- YOUR INSTRUCTIONS
Give the number of lines in the data below that contain "JSON", and only that number.
#####
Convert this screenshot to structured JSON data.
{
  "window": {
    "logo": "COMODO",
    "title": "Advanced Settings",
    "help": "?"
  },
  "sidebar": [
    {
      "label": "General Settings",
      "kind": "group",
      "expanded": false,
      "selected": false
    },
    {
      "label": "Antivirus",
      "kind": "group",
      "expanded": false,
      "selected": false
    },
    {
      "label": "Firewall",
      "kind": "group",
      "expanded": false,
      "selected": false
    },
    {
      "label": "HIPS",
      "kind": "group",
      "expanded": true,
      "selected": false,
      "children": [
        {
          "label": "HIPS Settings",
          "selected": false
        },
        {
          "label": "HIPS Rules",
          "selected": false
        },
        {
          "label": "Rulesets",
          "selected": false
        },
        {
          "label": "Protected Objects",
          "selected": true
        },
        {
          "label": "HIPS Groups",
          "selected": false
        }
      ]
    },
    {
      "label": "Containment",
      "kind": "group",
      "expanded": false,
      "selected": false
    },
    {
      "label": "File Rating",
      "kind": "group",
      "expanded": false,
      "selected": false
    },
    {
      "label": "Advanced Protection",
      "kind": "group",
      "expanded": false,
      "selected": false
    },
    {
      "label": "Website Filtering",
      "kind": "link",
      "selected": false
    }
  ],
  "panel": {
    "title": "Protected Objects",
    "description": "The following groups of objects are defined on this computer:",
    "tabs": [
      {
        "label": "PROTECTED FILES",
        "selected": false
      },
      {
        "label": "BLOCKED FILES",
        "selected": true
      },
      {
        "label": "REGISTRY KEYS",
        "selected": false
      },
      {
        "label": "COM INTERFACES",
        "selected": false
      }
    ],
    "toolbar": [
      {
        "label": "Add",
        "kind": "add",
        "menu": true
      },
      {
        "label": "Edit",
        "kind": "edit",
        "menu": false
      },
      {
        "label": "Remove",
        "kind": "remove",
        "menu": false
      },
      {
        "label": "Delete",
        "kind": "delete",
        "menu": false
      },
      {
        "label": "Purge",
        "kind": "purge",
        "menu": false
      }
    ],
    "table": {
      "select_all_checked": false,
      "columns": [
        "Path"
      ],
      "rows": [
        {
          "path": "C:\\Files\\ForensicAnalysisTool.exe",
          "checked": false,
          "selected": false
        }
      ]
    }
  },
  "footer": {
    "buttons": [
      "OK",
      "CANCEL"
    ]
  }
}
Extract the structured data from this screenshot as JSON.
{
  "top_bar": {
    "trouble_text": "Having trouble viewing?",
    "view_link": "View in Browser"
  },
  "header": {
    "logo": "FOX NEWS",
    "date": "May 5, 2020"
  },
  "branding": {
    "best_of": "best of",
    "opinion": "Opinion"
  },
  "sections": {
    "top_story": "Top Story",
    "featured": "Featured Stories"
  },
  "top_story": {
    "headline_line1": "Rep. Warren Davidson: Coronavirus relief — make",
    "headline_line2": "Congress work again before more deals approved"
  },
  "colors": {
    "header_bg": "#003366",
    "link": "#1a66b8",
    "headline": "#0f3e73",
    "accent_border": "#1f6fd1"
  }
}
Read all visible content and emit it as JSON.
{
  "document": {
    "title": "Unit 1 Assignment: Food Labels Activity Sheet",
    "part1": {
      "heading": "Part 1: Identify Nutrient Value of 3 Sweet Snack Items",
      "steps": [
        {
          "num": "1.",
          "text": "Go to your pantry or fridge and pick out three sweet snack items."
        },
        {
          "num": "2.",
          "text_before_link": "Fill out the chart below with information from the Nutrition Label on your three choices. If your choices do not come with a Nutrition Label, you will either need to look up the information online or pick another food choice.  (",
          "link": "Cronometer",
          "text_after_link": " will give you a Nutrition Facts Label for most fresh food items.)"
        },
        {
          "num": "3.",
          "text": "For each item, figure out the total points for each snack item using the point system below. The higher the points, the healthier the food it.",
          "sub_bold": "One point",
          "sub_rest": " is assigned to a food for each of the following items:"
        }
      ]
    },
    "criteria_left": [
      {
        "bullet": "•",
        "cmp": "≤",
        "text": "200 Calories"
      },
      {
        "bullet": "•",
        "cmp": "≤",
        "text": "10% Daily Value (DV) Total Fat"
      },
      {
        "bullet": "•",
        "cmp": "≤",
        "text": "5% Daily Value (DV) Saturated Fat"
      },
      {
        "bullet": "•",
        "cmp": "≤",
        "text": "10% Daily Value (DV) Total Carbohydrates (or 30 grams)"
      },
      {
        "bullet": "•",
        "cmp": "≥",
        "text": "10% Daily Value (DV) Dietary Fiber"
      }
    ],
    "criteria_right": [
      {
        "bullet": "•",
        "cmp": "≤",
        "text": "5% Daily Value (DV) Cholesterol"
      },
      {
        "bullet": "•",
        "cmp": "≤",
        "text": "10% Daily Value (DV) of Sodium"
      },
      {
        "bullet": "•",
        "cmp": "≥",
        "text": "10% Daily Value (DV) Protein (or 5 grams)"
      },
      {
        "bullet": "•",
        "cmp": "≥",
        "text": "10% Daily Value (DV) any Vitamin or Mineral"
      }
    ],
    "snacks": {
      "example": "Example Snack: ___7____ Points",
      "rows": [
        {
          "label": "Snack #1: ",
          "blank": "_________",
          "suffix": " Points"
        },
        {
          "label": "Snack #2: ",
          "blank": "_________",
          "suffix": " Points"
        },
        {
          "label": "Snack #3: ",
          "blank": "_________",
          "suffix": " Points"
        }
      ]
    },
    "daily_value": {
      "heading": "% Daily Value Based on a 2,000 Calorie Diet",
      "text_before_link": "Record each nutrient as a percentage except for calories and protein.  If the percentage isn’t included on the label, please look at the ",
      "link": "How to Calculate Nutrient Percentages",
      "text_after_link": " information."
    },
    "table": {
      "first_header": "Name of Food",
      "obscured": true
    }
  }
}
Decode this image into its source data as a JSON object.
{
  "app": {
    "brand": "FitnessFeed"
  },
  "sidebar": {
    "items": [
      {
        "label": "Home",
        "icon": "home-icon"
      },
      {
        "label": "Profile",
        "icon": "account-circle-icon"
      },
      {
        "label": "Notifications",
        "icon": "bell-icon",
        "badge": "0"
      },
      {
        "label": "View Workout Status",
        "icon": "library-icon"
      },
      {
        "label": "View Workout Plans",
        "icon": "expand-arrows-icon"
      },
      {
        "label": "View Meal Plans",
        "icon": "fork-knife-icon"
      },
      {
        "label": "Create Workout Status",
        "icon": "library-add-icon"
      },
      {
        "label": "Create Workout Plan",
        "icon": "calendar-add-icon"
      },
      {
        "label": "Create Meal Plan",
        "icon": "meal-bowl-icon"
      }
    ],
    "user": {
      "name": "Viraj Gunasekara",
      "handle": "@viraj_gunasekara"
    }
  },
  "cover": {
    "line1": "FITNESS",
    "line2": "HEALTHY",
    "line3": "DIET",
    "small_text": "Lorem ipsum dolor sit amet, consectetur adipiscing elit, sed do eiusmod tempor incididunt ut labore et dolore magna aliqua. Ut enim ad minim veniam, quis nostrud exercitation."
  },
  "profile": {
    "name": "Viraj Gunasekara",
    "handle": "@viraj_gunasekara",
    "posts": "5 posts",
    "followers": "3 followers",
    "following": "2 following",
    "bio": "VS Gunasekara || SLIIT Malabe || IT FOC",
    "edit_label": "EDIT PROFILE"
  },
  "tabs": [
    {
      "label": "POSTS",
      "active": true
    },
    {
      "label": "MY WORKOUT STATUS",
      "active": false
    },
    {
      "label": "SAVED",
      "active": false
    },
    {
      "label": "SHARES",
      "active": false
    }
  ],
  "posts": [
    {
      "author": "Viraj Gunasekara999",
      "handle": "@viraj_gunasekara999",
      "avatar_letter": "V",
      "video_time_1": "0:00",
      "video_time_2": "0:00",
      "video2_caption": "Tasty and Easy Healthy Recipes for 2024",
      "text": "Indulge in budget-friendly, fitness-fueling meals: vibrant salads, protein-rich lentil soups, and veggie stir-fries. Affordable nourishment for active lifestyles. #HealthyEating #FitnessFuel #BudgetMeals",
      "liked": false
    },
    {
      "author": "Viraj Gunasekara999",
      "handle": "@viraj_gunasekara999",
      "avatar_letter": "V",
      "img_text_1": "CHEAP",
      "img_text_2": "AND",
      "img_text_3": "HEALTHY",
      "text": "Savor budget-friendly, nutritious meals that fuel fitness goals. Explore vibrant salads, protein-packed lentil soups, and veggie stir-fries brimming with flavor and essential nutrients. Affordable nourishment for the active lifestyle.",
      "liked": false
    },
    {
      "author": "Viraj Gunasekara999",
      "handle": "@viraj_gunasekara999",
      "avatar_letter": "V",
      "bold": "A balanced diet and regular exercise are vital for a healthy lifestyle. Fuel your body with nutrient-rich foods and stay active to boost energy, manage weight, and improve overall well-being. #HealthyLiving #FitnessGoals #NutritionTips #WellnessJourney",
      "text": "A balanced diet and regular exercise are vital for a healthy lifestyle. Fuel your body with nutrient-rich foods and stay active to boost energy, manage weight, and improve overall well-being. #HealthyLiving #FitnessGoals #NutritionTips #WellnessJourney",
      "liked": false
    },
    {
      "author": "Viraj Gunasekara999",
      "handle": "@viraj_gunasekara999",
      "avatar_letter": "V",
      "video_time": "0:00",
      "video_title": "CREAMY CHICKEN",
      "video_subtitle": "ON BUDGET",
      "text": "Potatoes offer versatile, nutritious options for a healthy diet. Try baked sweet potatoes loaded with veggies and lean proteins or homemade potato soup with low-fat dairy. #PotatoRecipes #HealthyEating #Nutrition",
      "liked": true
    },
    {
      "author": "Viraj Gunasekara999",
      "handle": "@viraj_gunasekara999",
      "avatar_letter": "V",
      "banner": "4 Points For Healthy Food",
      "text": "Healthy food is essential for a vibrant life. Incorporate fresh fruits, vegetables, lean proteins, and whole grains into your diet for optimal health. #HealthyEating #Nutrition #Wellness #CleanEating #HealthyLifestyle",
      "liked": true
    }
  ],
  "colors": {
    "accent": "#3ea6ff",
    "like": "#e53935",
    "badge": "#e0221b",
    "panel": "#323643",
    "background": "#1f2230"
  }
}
#####
- OUTPUT BELOW
4